## Aim of the exercise
Write out all of the lines below, exactly and completely.
================================
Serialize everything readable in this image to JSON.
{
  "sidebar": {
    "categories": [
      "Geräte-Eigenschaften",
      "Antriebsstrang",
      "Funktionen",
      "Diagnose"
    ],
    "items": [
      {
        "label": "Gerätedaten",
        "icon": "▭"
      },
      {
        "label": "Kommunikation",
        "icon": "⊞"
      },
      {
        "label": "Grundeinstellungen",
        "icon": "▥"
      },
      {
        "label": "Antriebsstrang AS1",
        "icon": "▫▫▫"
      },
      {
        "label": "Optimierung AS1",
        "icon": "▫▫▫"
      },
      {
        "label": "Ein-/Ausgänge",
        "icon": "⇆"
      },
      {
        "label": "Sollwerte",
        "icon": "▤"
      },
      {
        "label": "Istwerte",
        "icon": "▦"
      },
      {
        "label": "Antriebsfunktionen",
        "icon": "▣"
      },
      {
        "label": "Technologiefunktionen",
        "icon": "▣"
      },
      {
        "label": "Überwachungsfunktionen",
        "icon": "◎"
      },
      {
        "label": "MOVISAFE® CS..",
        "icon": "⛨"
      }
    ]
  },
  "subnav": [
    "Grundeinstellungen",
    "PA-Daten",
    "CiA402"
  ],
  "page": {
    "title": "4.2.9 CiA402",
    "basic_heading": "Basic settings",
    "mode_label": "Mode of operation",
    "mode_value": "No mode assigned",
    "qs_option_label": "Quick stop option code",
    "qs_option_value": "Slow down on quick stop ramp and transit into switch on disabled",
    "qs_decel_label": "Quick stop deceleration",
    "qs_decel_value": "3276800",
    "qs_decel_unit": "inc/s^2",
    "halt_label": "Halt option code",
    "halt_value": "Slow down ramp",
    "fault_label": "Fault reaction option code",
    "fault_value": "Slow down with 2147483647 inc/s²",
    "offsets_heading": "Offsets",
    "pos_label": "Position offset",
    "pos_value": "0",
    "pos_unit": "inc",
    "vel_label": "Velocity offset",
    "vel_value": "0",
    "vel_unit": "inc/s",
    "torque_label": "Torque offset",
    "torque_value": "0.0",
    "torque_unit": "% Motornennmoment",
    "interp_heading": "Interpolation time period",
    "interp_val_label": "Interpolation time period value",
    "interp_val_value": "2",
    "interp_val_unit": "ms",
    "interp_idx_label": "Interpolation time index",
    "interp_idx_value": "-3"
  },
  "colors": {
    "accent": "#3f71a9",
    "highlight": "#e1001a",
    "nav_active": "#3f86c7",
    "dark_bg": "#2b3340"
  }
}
================================
## Worked answer
Serialize everything readable in this image to JSON.
{
  "sidebar": {
    "categories": [
      "Geräte-Eigenschaften",
      "Antriebsstrang",
      "Funktionen",
      "Diagnose"
    ],
    "items": [
      {
        "label": "Gerätedaten",
        "icon": "▭"
      },
      {
        "label": "Kommunikation",
        "icon": "⊞"
      },
      {
        "label": "Grundeinstellungen",
        "icon": "▥"
      },
      {
        "label": "Antriebsstrang AS1",
        "icon": "▫▫▫"
      },
      {
        "label": "Optimierung AS1",
        "icon": "▫▫▫"
      },
      {
        "label": "Ein-/Ausgänge",
        "icon": "⇆"
      },
      {
        "label": "Sollwerte",
        "icon": "▤"
      },
      {
        "label": "Istwerte",
        "icon": "▦"
      },
      {
        "label": "Antriebsfunktionen",
        "icon": "▣"
      },
      {
        "label": "Technologiefunktionen",
        "icon": "▣"
      },
      {
        "label": "Überwachungsfunktionen",
        "icon": "◎"
      },
      {
        "label": "MOVISAFE® CS..",
        "icon": "⛨"
      }
    ]
  },
  "subnav": [
    "Grundeinstellungen",
    "PA-Daten",
    "CiA402"
  ],
  "page": {
    "title": "4.2.9 CiA402",
    "basic_heading": "Basic settings",
    "mode_label": "Mode of operation",
    "mode_value": "No mode assigned",
    "qs_option_label": "Quick stop option code",
    "qs_option_value": "Slow down on quick stop ramp and transit into switch on disabled",
    "qs_decel_label": "Quick stop deceleration",
    "qs_decel_value": "3276800",
    "qs_decel_unit": "inc/s^2",
    "halt_label": "Halt option code",
    "halt_value": "Slow down ramp",
    "fault_label": "Fault reaction option code",
    "fault_value": "Slow down with 2147483647 inc/s²",
    "offsets_heading": "Offsets",
    "pos_label": "Position offset",
    "pos_value": "0",
    "pos_unit": "inc",
    "vel_label": "Velocity offset",
    "vel_value": "0",
    "vel_unit": "inc/s",
    "torque_label": "Torque offset",
    "torque_value": "0.0",
    "torque_unit": "% Motornennmoment",
    "interp_heading": "Interpolation time period",
    "interp_val_label": "Interpolation time period value",
    "interp_val_value": "2",
    "interp_val_unit": "ms",
    "interp_idx_label": "Interpolation time index",
    "interp_idx_value": "-3"
  },
  "colors": {
    "accent": "#3f71a9",
    "highlight": "#e1001a",
    "nav_active": "#3f86c7",
    "dark_bg": "#2b3340"
  }
}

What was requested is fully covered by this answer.